Given task: Scan the listing below and copy every line holding "Increase".

Data entries for graphics
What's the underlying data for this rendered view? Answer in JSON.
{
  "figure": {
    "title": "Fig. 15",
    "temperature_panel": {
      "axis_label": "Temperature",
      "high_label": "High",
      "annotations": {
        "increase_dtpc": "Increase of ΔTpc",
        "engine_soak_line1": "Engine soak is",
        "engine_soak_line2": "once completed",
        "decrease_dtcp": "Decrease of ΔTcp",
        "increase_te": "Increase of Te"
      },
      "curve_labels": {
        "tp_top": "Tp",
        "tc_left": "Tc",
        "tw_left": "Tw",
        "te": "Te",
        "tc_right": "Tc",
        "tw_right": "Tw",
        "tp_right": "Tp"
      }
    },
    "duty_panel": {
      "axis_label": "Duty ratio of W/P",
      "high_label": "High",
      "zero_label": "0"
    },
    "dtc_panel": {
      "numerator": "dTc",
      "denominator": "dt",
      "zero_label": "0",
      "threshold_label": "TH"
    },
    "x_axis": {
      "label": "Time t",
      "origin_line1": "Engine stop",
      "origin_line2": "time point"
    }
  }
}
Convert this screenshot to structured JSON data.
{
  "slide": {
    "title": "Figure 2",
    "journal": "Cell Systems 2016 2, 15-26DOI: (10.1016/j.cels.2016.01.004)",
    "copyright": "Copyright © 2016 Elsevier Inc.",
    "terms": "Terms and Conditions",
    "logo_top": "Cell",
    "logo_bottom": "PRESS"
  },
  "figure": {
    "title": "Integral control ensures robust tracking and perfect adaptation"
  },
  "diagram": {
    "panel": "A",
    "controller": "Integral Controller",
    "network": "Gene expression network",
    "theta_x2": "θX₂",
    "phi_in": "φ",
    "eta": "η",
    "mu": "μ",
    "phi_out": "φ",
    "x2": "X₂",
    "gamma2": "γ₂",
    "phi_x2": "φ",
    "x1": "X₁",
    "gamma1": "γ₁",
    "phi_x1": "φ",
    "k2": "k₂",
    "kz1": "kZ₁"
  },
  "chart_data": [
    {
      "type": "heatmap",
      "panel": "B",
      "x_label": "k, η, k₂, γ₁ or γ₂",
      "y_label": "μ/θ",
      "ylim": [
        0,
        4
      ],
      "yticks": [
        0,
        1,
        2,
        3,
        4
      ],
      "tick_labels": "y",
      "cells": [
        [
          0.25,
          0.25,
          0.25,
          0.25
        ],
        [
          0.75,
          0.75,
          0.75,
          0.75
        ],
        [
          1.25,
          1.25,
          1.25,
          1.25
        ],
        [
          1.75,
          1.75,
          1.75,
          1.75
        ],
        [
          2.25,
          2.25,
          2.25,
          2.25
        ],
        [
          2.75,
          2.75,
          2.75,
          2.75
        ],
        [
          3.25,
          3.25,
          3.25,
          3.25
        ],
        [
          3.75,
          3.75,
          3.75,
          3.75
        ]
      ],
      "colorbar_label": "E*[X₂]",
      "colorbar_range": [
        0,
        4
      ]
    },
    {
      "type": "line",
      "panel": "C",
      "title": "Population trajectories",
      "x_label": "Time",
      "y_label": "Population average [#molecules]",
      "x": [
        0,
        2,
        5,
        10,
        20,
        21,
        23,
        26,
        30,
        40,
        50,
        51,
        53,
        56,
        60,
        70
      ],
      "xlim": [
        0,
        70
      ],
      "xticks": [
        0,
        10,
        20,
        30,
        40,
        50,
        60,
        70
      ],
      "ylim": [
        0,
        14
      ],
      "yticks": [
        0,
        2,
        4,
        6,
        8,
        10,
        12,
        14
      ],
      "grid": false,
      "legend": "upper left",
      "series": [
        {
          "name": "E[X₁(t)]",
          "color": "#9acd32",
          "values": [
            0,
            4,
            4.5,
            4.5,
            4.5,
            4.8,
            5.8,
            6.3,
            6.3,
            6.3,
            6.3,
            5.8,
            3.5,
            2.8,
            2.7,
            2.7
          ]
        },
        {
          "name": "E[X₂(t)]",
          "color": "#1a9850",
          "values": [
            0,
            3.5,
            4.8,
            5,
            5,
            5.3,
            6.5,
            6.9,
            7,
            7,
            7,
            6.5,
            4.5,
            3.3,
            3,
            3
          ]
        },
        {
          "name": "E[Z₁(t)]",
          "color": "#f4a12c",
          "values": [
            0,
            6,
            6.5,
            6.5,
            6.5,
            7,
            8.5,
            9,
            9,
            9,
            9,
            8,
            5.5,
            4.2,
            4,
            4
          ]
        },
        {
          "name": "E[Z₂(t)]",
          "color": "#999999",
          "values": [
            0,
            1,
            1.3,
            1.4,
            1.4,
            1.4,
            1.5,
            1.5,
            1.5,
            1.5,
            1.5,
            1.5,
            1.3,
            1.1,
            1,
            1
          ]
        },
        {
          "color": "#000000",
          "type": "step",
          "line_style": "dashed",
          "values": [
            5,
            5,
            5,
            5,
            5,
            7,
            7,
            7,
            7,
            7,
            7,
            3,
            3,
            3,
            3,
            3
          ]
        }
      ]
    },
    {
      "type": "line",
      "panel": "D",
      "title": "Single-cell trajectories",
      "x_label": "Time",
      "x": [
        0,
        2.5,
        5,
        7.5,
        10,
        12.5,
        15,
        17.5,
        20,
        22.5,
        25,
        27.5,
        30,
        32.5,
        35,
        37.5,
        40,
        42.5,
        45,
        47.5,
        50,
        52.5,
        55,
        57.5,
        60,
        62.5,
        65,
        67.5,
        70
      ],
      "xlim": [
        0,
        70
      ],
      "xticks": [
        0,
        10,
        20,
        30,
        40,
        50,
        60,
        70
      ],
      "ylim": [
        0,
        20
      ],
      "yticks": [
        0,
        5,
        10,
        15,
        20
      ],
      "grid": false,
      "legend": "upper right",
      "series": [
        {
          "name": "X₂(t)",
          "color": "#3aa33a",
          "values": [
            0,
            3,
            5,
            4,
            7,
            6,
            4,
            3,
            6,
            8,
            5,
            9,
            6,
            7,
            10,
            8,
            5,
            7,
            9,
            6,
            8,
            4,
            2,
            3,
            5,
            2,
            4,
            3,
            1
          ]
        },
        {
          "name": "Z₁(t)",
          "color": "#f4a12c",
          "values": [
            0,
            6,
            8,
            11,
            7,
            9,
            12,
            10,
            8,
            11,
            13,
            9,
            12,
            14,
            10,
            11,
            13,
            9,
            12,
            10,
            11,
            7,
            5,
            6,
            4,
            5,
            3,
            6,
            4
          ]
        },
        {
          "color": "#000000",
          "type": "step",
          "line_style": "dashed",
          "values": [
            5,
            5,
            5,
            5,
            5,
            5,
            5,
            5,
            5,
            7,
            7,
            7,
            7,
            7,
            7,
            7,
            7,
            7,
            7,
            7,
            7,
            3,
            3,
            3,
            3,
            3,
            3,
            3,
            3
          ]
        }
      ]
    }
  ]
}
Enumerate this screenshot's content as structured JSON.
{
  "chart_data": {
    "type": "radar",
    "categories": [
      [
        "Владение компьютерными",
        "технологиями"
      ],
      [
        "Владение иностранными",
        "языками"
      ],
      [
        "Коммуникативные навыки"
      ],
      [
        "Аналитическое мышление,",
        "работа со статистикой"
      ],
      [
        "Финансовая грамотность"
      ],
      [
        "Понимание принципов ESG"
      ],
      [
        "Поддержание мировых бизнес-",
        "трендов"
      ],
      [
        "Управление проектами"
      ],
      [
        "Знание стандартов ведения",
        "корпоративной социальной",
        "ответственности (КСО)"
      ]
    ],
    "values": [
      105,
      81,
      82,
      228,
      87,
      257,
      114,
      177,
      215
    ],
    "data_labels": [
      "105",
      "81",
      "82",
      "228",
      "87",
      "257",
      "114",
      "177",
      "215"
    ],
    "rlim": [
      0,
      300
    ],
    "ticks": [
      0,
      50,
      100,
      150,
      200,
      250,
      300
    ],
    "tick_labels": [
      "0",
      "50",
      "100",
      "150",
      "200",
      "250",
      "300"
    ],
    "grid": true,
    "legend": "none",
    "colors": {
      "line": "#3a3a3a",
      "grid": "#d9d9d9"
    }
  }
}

Full answer:
        "increase_dtpc": "Increase of ΔTpc",
        "increase_te": "Increase of Te"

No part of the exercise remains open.